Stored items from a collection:
** begin **
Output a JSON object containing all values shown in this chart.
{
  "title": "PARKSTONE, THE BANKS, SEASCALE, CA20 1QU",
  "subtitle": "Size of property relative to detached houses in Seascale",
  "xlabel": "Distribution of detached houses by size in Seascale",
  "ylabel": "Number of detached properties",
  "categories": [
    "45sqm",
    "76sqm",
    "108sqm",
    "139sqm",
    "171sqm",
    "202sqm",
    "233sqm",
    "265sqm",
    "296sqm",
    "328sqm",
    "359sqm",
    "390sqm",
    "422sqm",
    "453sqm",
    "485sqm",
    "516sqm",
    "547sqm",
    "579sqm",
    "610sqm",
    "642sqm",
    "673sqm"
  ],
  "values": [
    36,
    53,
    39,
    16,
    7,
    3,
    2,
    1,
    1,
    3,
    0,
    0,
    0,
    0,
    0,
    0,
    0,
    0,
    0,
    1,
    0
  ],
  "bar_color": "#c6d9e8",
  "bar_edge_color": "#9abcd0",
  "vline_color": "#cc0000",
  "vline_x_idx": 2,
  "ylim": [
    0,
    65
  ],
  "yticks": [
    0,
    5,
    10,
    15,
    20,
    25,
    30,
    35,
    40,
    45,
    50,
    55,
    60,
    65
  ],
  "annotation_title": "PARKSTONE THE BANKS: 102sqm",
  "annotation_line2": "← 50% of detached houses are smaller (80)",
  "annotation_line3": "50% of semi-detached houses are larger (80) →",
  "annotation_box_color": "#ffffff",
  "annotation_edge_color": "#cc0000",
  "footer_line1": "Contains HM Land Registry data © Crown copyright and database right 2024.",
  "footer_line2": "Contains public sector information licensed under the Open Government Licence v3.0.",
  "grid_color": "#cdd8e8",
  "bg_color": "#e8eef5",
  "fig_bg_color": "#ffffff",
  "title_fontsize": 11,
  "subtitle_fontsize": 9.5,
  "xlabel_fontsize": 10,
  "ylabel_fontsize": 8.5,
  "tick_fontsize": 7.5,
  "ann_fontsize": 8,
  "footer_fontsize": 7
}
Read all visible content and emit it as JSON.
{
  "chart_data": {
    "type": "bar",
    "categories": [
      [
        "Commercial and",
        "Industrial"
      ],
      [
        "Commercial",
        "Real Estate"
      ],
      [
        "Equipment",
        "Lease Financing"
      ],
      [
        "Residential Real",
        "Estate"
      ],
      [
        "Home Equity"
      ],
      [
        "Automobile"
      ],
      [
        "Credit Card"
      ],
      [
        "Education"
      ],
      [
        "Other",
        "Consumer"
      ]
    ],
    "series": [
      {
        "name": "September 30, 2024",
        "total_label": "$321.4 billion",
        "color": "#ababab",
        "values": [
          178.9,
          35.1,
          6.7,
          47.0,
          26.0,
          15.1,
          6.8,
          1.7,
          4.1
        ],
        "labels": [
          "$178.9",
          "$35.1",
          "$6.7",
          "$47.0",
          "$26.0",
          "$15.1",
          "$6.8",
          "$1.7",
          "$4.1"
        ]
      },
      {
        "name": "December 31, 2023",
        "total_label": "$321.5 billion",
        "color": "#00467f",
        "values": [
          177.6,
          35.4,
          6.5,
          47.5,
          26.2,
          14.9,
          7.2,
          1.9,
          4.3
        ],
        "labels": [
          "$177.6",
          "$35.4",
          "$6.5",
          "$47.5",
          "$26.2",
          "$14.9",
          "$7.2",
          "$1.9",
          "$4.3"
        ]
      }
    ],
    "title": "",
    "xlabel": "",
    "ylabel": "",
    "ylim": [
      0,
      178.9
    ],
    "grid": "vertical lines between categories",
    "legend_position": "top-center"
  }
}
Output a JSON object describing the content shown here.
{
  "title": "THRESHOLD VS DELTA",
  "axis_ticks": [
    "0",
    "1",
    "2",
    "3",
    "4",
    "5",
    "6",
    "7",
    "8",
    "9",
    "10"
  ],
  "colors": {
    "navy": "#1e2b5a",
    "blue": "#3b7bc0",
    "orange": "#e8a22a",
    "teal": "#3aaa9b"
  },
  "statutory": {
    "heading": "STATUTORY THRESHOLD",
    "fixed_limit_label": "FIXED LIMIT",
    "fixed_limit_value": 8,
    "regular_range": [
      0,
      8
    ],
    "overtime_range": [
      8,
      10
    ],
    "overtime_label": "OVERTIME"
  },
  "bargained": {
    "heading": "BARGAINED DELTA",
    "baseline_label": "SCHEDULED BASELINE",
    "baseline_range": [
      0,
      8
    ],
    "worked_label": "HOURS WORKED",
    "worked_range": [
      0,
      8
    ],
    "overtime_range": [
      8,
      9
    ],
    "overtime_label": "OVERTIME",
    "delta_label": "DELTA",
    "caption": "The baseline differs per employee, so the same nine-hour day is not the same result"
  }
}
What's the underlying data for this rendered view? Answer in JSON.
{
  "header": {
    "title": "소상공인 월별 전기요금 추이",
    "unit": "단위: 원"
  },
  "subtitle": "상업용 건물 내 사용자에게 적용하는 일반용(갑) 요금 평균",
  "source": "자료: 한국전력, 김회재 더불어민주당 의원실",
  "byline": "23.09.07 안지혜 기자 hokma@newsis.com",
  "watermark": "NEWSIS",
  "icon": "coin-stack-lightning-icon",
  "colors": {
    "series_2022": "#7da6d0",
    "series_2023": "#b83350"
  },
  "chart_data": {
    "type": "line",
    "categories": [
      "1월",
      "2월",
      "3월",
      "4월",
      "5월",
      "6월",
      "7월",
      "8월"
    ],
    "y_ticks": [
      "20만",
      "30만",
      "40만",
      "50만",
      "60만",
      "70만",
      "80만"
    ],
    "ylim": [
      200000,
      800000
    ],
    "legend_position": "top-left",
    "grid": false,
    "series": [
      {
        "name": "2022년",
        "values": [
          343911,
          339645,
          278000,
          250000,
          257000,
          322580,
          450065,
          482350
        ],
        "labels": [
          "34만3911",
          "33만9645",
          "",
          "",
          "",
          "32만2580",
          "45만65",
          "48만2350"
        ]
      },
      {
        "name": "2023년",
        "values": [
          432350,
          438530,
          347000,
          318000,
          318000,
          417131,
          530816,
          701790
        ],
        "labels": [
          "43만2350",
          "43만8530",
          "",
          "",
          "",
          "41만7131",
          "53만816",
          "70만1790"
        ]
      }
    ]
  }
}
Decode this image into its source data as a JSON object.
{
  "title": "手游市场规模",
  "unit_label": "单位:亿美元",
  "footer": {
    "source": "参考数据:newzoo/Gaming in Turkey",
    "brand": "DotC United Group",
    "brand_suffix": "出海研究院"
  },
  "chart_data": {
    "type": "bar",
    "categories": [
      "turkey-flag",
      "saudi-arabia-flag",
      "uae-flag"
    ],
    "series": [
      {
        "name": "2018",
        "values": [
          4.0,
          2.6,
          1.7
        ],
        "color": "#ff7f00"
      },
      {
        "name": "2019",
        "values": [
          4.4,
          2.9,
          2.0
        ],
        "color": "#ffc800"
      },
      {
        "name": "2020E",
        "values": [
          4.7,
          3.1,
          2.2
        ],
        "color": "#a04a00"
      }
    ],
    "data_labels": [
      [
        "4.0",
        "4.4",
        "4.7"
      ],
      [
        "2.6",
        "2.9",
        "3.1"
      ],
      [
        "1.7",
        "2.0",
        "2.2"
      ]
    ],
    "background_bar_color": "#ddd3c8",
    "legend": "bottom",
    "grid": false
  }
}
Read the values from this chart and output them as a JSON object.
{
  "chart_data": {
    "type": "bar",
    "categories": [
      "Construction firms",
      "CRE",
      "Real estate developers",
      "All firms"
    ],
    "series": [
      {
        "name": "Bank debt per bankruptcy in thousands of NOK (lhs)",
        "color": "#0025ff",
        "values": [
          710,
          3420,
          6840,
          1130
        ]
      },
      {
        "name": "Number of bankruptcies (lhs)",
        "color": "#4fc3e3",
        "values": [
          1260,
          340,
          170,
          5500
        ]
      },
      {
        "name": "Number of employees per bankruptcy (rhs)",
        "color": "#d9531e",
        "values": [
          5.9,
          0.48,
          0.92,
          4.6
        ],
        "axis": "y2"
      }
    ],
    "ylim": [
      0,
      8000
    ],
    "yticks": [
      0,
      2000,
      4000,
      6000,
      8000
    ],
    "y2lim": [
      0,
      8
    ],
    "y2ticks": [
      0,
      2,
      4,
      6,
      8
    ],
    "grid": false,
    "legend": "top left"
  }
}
** end **
WRITTEN PROBLEM:
In the entries above, identify every line with the string "content".

THE ANSWER:
Read all visible content and emit it as JSON.
Output a JSON object describing the content shown here.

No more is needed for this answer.